- **What you are asked to do**
Reproduce every record exactly as it appears, but not the pictures.

- **Data for the task**
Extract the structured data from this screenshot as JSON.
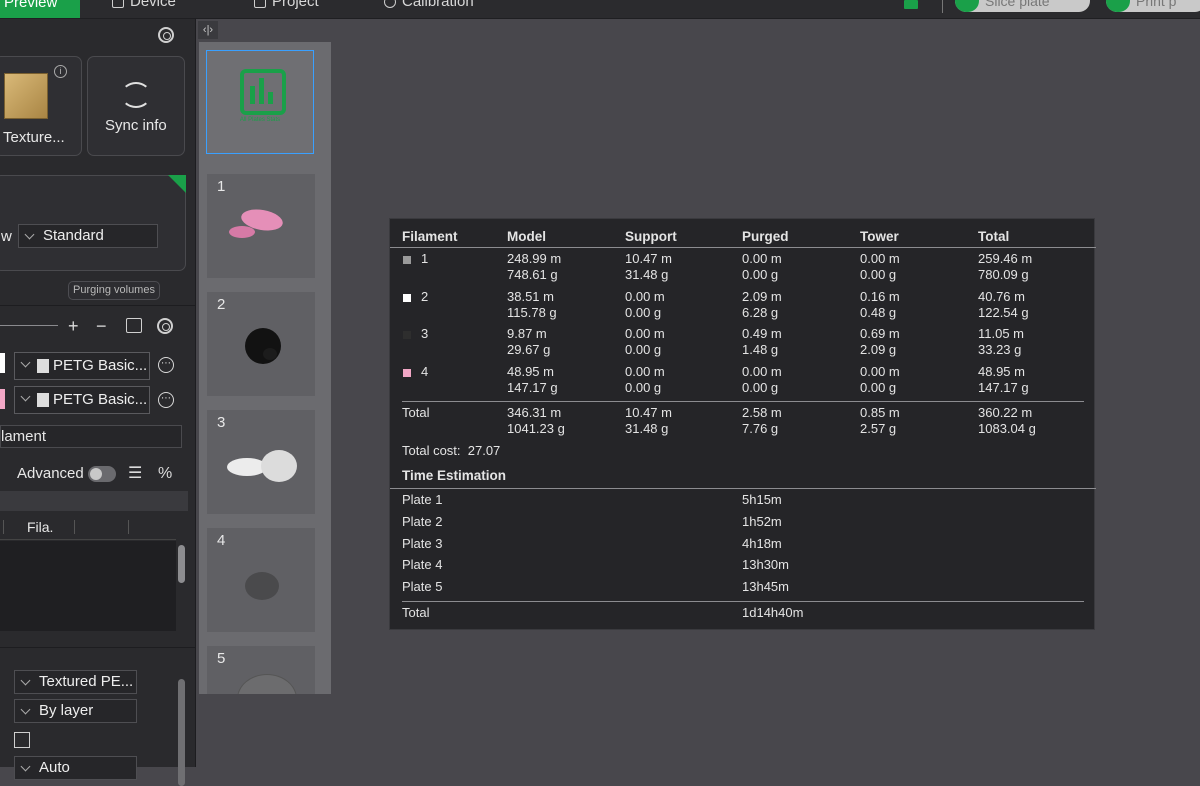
{
  "topbar": {
    "tabs": [
      "Preview",
      "Device",
      "Project",
      "Calibration"
    ],
    "slice_label": "Slice plate",
    "print_label": "Print p"
  },
  "left": {
    "plate_type_label": "Texture...",
    "sync_label": "Sync info",
    "flow_label": "w",
    "flow_value": "Standard",
    "purging_label": "Purging volumes",
    "filaments": [
      {
        "name": "PETG Basic...",
        "color": "#ffffff"
      },
      {
        "name": "PETG Basic...",
        "color": "#f2a7c6"
      }
    ],
    "filament_header": "lament",
    "advanced_label": "Advanced",
    "table_col": "Fila.",
    "dropdowns": [
      "Textured PE...",
      "By layer"
    ],
    "bottom_partial": "Auto"
  },
  "thumbs": {
    "all_label": "All Plates Stats",
    "plates": [
      "1",
      "2",
      "3",
      "4",
      "5"
    ]
  },
  "stats": {
    "headers": [
      "Filament",
      "Model",
      "Support",
      "Purged",
      "Tower",
      "Total"
    ],
    "rows": [
      {
        "id": "1",
        "color": "#9a9a9a",
        "model": "248.99 m\n748.61 g",
        "support": "10.47 m\n31.48 g",
        "purged": "0.00 m\n0.00 g",
        "tower": "0.00 m\n0.00 g",
        "total": "259.46 m\n780.09 g"
      },
      {
        "id": "2",
        "color": "#ffffff",
        "model": "38.51 m\n115.78 g",
        "support": "0.00 m\n0.00 g",
        "purged": "2.09 m\n6.28 g",
        "tower": "0.16 m\n0.48 g",
        "total": "40.76 m\n122.54 g"
      },
      {
        "id": "3",
        "color": "#2e2e2e",
        "model": "9.87 m\n29.67 g",
        "support": "0.00 m\n0.00 g",
        "purged": "0.49 m\n1.48 g",
        "tower": "0.69 m\n2.09 g",
        "total": "11.05 m\n33.23 g"
      },
      {
        "id": "4",
        "color": "#f2a7c6",
        "model": "48.95 m\n147.17 g",
        "support": "0.00 m\n0.00 g",
        "purged": "0.00 m\n0.00 g",
        "tower": "0.00 m\n0.00 g",
        "total": "48.95 m\n147.17 g"
      }
    ],
    "total_row": {
      "label": "Total",
      "model": "346.31 m\n1041.23 g",
      "support": "10.47 m\n31.48 g",
      "purged": "2.58 m\n7.76 g",
      "tower": "0.85 m\n2.57 g",
      "total": "360.22 m\n1083.04 g"
    },
    "total_cost": "Total cost:  27.07",
    "time_title": "Time Estimation",
    "plates": [
      {
        "label": "Plate 1",
        "time": "5h15m"
      },
      {
        "label": "Plate 2",
        "time": "1h52m"
      },
      {
        "label": "Plate 3",
        "time": "4h18m"
      },
      {
        "label": "Plate 4",
        "time": "13h30m"
      },
      {
        "label": "Plate 5",
        "time": "13h45m"
      }
    ],
    "time_total_label": "Total",
    "time_total": "1d14h40m"
  }
}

- **Exercise solution**
Extract the structured data from this screenshot as JSON.
{
  "topbar": {
    "tabs": [
      "Preview",
      "Device",
      "Project",
      "Calibration"
    ],
    "slice_label": "Slice plate",
    "print_label": "Print p"
  },
  "left": {
    "plate_type_label": "Texture...",
    "sync_label": "Sync info",
    "flow_label": "w",
    "flow_value": "Standard",
    "purging_label": "Purging volumes",
    "filaments": [
      {
        "name": "PETG Basic...",
        "color": "#ffffff"
      },
      {
        "name": "PETG Basic...",
        "color": "#f2a7c6"
      }
    ],
    "filament_header": "lament",
    "advanced_label": "Advanced",
    "table_col": "Fila.",
    "dropdowns": [
      "Textured PE...",
      "By layer"
    ],
    "bottom_partial": "Auto"
  },
  "thumbs": {
    "all_label": "All Plates Stats",
    "plates": [
      "1",
      "2",
      "3",
      "4",
      "5"
    ]
  },
  "stats": {
    "headers": [
      "Filament",
      "Model",
      "Support",
      "Purged",
      "Tower",
      "Total"
    ],
    "rows": [
      {
        "id": "1",
        "color": "#9a9a9a",
        "model": "248.99 m\n748.61 g",
        "support": "10.47 m\n31.48 g",
        "purged": "0.00 m\n0.00 g",
        "tower": "0.00 m\n0.00 g",
        "total": "259.46 m\n780.09 g"
      },
      {
        "id": "2",
        "color": "#ffffff",
        "model": "38.51 m\n115.78 g",
        "support": "0.00 m\n0.00 g",
        "purged": "2.09 m\n6.28 g",
        "tower": "0.16 m\n0.48 g",
        "total": "40.76 m\n122.54 g"
      },
      {
        "id": "3",
        "color": "#2e2e2e",
        "model": "9.87 m\n29.67 g",
        "support": "0.00 m\n0.00 g",
        "purged": "0.49 m\n1.48 g",
        "tower": "0.69 m\n2.09 g",
        "total": "11.05 m\n33.23 g"
      },
      {
        "id": "4",
        "color": "#f2a7c6",
        "model": "48.95 m\n147.17 g",
        "support": "0.00 m\n0.00 g",
        "purged": "0.00 m\n0.00 g",
        "tower": "0.00 m\n0.00 g",
        "total": "48.95 m\n147.17 g"
      }
    ],
    "total_row": {
      "label": "Total",
      "model": "346.31 m\n1041.23 g",
      "support": "10.47 m\n31.48 g",
      "purged": "2.58 m\n7.76 g",
      "tower": "0.85 m\n2.57 g",
      "total": "360.22 m\n1083.04 g"
    },
    "total_cost": "Total cost:  27.07",
    "time_title": "Time Estimation",
    "plates": [
      {
        "label": "Plate 1",
        "time": "5h15m"
      },
      {
        "label": "Plate 2",
        "time": "1h52m"
      },
      {
        "label": "Plate 3",
        "time": "4h18m"
      },
      {
        "label": "Plate 4",
        "time": "13h30m"
      },
      {
        "label": "Plate 5",
        "time": "13h45m"
      }
    ],
    "time_total_label": "Total",
    "time_total": "1d14h40m"
  }
}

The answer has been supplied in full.